» INPUT

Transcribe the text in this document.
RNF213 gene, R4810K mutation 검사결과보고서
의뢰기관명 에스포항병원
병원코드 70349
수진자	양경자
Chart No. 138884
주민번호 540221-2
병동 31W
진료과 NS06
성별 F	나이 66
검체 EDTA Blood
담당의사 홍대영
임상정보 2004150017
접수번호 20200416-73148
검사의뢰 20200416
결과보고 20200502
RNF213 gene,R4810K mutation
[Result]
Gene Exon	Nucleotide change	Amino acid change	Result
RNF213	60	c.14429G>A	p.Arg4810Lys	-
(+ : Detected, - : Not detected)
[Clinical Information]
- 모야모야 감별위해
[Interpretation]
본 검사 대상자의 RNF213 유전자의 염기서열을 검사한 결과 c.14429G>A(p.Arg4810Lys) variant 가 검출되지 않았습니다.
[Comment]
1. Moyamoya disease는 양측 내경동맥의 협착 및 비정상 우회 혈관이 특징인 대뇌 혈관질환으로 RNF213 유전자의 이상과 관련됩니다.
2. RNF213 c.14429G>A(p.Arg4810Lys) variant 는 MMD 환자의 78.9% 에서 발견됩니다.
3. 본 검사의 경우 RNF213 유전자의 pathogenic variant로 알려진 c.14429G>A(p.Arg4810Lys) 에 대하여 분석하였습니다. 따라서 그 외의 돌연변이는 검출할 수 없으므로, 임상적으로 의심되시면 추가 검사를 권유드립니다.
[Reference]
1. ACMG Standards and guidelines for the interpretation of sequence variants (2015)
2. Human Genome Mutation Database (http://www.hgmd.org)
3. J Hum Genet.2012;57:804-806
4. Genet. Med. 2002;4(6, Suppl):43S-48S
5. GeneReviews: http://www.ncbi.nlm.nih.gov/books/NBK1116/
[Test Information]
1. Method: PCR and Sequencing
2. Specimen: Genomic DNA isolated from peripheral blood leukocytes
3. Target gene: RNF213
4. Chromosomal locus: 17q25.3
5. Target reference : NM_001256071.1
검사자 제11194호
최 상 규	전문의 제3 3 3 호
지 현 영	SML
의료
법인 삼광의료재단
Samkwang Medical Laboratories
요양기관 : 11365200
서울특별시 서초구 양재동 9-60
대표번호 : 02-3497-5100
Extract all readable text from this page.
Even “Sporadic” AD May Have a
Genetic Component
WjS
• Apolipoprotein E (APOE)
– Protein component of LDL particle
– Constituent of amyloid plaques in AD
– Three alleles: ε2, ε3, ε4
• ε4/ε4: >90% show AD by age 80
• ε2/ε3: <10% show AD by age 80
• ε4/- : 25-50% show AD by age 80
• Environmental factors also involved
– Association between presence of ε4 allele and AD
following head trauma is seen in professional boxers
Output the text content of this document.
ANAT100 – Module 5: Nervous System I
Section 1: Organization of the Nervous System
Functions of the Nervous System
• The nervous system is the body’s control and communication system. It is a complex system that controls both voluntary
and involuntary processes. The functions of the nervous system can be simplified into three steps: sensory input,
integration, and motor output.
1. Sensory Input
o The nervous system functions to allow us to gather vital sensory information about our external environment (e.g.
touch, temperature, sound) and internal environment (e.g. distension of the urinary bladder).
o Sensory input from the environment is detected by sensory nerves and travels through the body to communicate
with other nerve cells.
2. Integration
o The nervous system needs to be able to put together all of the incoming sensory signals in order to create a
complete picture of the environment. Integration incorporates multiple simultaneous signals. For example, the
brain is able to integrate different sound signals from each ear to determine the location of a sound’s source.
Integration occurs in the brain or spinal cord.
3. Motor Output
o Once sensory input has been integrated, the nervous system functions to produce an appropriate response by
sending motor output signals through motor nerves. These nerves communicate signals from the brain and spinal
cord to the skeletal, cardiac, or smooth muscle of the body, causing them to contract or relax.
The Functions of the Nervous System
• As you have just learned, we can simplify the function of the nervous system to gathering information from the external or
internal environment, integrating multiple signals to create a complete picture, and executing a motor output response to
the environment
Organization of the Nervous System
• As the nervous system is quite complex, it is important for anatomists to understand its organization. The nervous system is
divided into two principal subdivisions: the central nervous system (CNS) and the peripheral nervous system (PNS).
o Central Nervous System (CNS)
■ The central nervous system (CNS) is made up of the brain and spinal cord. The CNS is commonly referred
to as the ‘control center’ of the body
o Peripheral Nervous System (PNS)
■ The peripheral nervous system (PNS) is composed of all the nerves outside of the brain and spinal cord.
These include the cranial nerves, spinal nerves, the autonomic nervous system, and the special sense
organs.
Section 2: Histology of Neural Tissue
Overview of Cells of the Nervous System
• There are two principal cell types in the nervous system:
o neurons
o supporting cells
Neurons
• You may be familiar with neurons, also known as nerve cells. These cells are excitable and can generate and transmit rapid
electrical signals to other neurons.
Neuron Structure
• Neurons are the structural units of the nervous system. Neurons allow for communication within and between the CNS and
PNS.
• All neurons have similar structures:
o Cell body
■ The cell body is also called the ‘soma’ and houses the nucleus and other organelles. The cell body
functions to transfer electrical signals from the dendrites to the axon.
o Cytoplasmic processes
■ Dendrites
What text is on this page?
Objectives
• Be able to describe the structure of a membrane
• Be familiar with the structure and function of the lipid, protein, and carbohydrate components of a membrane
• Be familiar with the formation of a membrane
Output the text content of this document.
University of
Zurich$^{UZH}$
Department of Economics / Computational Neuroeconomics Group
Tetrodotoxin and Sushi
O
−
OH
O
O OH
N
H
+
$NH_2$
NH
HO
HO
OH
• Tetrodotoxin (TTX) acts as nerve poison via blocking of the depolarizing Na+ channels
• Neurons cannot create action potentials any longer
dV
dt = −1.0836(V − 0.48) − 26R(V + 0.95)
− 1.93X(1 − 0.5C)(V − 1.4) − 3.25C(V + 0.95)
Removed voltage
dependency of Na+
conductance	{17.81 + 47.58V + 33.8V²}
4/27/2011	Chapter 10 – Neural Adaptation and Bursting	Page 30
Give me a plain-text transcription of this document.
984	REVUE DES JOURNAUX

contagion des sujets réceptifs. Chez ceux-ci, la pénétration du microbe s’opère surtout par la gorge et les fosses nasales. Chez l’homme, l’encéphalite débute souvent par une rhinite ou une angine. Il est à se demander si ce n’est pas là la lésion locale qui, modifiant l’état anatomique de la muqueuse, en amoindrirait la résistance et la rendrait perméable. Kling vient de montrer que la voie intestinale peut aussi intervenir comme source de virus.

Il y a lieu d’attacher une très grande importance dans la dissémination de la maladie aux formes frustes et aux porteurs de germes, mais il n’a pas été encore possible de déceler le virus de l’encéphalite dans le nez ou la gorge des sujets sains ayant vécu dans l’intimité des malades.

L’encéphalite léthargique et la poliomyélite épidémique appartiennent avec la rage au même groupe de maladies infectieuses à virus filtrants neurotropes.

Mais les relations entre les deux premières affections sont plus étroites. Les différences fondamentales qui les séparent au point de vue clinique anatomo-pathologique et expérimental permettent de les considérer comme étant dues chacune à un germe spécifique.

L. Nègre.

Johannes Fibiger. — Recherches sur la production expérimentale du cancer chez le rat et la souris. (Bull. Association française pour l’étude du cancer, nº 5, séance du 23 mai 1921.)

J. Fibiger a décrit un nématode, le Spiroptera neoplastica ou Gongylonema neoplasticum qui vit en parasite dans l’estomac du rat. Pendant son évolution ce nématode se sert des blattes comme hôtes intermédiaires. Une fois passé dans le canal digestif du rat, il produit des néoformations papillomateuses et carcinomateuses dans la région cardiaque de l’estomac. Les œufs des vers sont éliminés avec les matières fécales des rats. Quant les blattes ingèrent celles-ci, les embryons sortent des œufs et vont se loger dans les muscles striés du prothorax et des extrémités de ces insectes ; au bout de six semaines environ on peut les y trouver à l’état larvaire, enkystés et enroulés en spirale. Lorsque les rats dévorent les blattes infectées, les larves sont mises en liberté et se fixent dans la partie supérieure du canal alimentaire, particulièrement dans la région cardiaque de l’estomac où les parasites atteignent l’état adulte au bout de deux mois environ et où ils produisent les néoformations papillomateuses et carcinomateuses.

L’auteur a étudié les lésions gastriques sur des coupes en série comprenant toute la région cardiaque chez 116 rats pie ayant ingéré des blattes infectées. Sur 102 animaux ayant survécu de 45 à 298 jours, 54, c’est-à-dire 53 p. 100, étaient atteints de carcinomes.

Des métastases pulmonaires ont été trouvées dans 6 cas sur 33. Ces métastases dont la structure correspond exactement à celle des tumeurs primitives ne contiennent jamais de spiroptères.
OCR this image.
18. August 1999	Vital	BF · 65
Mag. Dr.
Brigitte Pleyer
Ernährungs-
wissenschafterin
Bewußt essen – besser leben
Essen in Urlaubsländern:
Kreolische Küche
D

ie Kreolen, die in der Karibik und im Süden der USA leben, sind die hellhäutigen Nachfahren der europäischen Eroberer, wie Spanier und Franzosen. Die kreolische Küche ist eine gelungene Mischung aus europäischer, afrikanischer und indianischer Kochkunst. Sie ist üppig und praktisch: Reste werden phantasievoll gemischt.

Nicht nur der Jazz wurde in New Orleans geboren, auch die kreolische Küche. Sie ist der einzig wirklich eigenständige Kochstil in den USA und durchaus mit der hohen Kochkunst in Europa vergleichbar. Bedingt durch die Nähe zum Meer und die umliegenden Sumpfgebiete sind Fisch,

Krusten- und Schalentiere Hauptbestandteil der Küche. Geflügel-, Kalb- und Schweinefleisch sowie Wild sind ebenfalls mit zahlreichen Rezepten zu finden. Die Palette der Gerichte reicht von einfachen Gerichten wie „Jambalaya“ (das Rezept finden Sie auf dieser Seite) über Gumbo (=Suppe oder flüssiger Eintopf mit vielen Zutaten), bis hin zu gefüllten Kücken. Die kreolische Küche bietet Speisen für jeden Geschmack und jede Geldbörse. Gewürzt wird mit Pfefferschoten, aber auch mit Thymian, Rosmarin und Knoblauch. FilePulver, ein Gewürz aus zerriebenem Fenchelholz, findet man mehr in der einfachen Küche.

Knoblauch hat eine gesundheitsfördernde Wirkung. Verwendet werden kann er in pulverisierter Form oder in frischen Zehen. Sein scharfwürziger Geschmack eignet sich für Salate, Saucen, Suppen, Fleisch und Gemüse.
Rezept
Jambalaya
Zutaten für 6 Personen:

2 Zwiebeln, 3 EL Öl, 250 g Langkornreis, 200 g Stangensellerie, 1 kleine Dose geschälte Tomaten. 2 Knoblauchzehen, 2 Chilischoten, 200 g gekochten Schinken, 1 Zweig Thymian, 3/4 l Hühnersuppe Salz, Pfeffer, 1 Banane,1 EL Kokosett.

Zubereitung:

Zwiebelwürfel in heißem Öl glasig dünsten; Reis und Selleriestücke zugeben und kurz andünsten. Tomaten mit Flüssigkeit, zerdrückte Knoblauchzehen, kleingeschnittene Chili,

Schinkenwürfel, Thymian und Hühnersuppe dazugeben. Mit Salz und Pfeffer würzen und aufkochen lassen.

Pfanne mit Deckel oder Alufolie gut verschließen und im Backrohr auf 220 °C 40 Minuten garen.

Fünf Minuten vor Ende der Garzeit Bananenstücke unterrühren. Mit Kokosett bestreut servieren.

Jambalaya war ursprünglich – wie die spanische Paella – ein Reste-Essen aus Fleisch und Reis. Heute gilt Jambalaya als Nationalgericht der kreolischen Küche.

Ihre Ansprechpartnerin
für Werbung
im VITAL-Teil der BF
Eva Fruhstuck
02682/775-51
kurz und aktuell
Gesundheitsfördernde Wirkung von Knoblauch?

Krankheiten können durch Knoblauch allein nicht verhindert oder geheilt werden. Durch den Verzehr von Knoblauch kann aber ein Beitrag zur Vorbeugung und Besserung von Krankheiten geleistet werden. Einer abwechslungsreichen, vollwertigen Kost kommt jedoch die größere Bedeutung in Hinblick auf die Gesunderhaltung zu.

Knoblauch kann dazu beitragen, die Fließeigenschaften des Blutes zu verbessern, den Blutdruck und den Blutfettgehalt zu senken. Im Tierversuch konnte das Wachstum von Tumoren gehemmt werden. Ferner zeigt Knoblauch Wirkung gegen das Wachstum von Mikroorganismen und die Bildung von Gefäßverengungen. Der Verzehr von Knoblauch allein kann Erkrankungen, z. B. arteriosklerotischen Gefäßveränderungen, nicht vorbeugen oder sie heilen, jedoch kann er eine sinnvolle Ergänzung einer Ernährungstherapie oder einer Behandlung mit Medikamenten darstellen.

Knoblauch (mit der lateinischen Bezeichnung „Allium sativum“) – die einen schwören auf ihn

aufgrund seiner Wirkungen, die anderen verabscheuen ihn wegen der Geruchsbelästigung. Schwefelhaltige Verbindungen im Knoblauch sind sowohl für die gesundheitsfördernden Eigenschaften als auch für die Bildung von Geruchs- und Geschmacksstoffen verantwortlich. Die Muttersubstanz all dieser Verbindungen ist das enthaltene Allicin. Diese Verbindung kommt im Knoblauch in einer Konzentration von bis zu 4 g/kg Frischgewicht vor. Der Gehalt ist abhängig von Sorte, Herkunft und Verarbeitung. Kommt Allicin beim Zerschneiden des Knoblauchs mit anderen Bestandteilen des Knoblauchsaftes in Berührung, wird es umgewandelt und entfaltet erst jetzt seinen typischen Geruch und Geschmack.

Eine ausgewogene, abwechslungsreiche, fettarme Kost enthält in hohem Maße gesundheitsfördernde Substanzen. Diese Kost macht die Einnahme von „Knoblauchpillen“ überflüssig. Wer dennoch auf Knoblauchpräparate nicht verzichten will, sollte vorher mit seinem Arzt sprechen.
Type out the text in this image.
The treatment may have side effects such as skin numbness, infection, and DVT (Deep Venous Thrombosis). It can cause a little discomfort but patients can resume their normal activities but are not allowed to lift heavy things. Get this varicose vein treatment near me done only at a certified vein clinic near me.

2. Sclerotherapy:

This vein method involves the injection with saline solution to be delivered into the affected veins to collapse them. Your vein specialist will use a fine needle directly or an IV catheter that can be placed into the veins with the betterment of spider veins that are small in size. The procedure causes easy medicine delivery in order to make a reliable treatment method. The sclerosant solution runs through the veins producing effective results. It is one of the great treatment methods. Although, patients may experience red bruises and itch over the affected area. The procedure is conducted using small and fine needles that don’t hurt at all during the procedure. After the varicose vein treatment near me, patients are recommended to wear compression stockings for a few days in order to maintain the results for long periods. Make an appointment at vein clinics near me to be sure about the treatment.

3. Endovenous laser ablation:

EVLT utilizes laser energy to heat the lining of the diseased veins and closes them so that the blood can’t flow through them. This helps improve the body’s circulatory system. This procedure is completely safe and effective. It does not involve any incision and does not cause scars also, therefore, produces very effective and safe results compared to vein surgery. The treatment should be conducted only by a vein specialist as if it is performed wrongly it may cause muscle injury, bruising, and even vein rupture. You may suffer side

» ACTION ITEM
Look above for lines with the word "control" and copy them all.

» RESPONSE AREA
• The nervous system is the body’s control and communication system. It is a complex system that controls both voluntary
to as the ‘control center’ of the body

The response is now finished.